Entries with figure data
↓↓↓

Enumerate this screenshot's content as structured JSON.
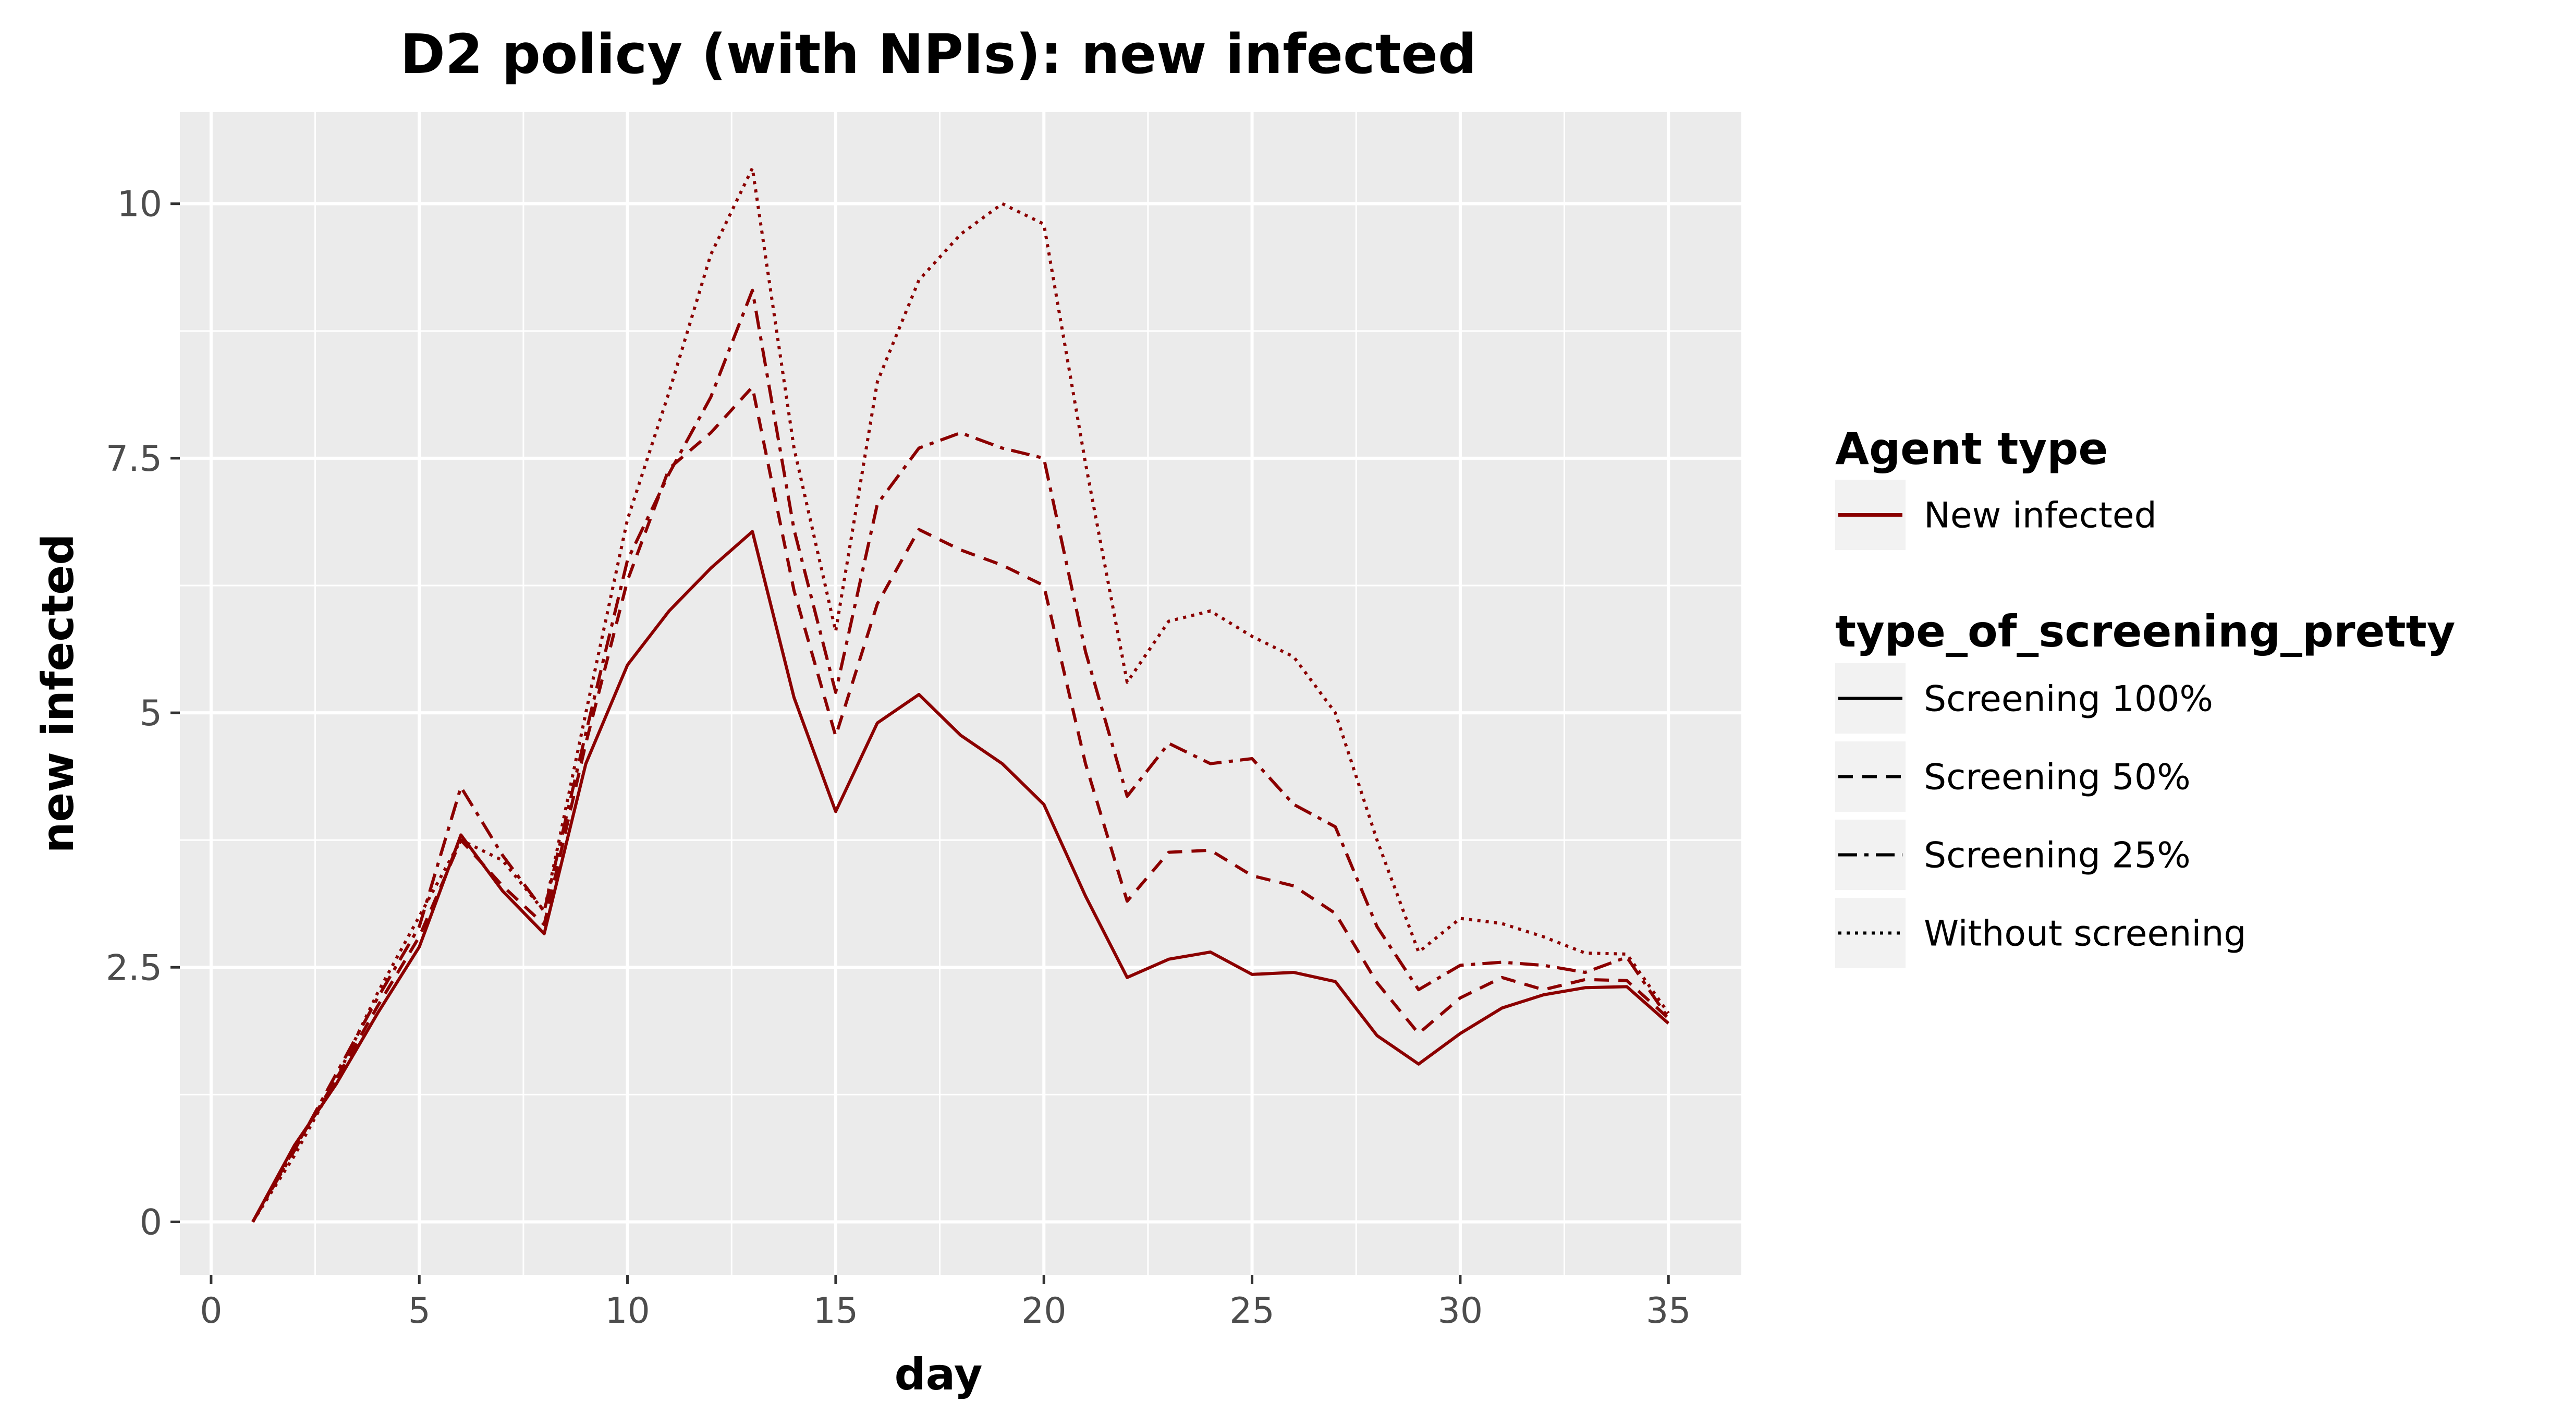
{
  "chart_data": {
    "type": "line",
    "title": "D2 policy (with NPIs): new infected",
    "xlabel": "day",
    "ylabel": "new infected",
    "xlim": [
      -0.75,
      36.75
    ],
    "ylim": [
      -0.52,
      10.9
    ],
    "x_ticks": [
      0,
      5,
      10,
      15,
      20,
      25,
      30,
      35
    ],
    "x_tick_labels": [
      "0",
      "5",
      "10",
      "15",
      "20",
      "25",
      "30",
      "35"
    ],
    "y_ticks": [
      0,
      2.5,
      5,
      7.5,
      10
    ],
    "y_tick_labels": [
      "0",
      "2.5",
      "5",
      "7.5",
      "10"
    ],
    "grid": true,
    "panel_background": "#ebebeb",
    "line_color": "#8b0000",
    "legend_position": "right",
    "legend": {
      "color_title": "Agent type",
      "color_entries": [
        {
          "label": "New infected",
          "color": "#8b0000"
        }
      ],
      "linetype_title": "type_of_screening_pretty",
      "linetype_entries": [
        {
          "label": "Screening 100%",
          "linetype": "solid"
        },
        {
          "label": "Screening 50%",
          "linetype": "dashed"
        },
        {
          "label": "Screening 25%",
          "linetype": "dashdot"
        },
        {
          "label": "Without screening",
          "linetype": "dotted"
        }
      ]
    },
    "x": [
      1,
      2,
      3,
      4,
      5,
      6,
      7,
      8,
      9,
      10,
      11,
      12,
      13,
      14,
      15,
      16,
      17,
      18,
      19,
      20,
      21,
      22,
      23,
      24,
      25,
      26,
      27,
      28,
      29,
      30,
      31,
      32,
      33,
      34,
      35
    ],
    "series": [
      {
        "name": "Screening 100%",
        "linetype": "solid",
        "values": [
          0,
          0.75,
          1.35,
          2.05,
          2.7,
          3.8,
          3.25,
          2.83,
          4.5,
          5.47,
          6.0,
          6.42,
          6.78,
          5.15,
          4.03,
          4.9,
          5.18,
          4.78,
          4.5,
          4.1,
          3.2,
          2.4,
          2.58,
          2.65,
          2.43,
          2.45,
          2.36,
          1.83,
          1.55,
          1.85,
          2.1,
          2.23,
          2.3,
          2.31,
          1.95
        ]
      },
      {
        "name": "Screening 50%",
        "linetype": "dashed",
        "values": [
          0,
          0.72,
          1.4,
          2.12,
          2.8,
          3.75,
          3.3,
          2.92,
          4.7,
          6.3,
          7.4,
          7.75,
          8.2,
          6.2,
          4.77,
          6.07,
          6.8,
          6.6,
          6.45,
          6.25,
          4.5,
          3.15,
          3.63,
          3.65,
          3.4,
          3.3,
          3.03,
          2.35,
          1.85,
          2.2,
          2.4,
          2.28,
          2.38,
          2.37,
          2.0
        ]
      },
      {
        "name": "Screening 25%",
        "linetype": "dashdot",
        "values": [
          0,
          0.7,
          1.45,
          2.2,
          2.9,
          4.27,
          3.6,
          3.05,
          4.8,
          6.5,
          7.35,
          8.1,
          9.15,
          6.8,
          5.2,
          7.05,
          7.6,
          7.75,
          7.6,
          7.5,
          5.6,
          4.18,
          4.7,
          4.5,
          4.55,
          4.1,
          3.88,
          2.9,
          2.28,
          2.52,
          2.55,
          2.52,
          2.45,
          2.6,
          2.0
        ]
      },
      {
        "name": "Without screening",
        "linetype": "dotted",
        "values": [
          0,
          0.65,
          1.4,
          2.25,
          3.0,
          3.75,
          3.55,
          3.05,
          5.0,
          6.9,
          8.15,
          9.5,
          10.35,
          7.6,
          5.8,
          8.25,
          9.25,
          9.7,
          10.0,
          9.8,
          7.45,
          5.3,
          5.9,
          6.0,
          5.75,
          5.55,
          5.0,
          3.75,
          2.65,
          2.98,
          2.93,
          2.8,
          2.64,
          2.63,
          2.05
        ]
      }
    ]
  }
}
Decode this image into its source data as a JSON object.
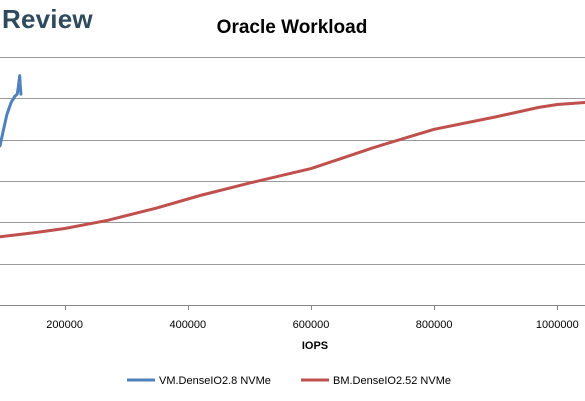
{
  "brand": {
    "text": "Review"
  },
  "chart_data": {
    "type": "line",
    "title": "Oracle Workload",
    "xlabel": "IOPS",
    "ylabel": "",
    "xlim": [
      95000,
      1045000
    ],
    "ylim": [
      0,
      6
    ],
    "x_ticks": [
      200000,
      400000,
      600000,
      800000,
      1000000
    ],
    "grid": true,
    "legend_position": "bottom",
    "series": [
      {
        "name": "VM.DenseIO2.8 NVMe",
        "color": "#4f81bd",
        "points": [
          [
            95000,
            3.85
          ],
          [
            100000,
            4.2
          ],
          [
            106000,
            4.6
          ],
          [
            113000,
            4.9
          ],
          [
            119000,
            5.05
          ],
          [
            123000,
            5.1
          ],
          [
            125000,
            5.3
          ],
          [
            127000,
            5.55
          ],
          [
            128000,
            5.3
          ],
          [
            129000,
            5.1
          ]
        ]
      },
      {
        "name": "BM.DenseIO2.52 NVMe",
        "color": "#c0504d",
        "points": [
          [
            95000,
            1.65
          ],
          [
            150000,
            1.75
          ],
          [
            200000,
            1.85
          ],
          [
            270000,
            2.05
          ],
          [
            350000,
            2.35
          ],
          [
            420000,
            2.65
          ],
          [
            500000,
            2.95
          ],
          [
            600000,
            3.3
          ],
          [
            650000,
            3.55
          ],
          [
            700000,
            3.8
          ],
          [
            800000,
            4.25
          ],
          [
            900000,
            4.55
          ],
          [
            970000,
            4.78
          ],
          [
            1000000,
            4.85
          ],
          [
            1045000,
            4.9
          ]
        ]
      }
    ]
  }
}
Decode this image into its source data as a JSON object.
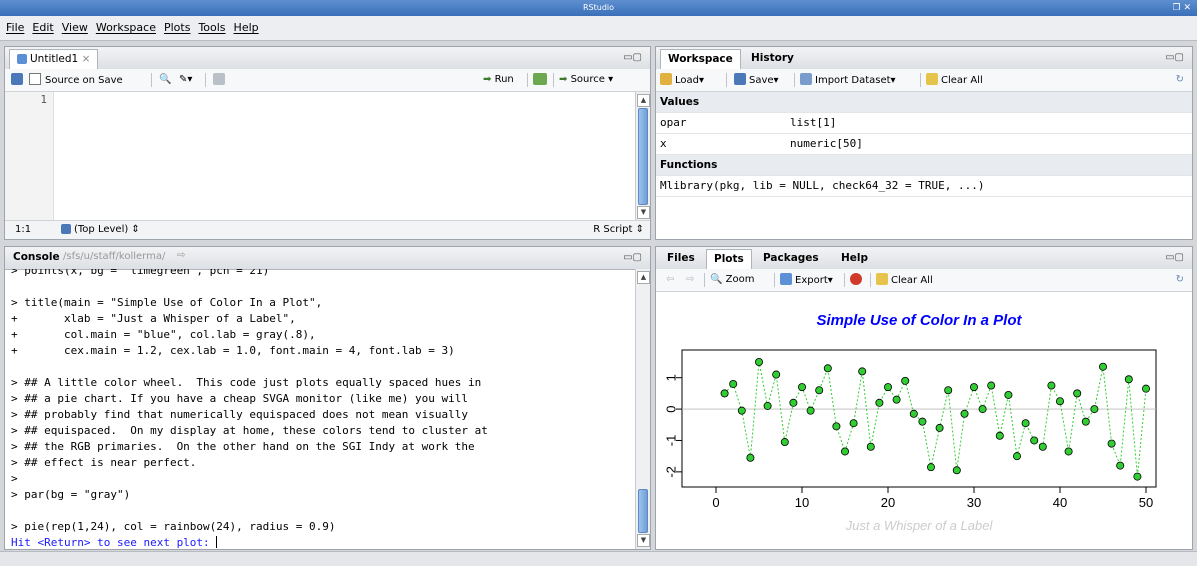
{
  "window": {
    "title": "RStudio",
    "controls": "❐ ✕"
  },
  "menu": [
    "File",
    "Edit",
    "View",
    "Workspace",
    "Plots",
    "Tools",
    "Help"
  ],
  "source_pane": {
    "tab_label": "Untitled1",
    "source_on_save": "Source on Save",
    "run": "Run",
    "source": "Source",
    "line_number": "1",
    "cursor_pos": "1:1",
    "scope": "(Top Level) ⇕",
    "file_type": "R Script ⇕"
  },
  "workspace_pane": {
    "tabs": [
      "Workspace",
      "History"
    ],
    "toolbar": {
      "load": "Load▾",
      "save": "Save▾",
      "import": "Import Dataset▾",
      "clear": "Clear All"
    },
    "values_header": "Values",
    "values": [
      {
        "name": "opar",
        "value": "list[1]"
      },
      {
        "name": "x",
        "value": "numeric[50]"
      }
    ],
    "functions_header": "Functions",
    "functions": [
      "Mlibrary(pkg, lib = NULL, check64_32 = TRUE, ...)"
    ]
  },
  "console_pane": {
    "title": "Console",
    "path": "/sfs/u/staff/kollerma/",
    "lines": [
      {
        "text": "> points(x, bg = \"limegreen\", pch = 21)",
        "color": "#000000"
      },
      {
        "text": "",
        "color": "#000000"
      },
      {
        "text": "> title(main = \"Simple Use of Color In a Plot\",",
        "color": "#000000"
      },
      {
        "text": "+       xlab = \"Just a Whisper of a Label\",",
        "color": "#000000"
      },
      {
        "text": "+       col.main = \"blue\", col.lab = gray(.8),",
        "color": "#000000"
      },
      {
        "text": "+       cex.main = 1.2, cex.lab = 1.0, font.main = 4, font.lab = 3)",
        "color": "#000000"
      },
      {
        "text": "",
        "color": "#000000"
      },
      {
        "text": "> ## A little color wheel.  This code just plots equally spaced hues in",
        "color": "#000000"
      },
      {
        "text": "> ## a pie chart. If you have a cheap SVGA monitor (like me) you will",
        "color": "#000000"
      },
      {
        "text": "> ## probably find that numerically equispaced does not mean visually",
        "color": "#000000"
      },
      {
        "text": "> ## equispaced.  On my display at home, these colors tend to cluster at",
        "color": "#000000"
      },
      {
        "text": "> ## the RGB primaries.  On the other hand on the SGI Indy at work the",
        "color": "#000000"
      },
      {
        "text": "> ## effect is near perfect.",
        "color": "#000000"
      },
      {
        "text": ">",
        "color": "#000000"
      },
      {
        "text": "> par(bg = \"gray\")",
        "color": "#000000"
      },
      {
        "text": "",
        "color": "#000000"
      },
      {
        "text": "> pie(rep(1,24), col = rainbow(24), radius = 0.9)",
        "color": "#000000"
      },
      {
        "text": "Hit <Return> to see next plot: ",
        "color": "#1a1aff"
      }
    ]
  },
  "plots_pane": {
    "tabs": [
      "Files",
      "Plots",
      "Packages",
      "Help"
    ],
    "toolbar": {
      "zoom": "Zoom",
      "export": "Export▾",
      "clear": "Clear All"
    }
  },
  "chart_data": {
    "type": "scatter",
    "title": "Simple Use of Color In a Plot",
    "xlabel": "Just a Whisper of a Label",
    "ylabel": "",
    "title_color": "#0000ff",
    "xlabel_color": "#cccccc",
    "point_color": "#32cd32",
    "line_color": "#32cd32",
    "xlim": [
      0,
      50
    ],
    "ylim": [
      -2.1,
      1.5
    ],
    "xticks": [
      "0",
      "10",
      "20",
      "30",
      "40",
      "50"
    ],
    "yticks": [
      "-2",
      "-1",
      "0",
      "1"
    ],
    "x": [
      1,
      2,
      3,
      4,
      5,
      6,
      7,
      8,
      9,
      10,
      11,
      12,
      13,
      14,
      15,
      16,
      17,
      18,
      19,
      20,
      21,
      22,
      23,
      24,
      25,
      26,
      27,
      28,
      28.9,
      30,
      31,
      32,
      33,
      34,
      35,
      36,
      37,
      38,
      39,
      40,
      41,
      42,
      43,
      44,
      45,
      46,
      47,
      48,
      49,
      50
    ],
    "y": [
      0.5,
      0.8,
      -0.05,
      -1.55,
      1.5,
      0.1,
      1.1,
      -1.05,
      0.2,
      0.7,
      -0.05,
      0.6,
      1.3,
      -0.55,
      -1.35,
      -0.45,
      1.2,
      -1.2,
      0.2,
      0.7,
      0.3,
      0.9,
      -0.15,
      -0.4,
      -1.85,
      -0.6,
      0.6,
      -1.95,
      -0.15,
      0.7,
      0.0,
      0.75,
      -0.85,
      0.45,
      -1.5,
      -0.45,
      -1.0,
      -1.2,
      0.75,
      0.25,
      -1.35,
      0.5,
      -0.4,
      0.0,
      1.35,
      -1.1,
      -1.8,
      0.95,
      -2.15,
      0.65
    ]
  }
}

↑↑↑

YOUR TASK
Identify each line containing the string "NVMe" and copy it out.

EXPECTED OUTPUT
        "name": "VM.DenseIO2.8 NVMe",
        "name": "BM.DenseIO2.52 NVMe",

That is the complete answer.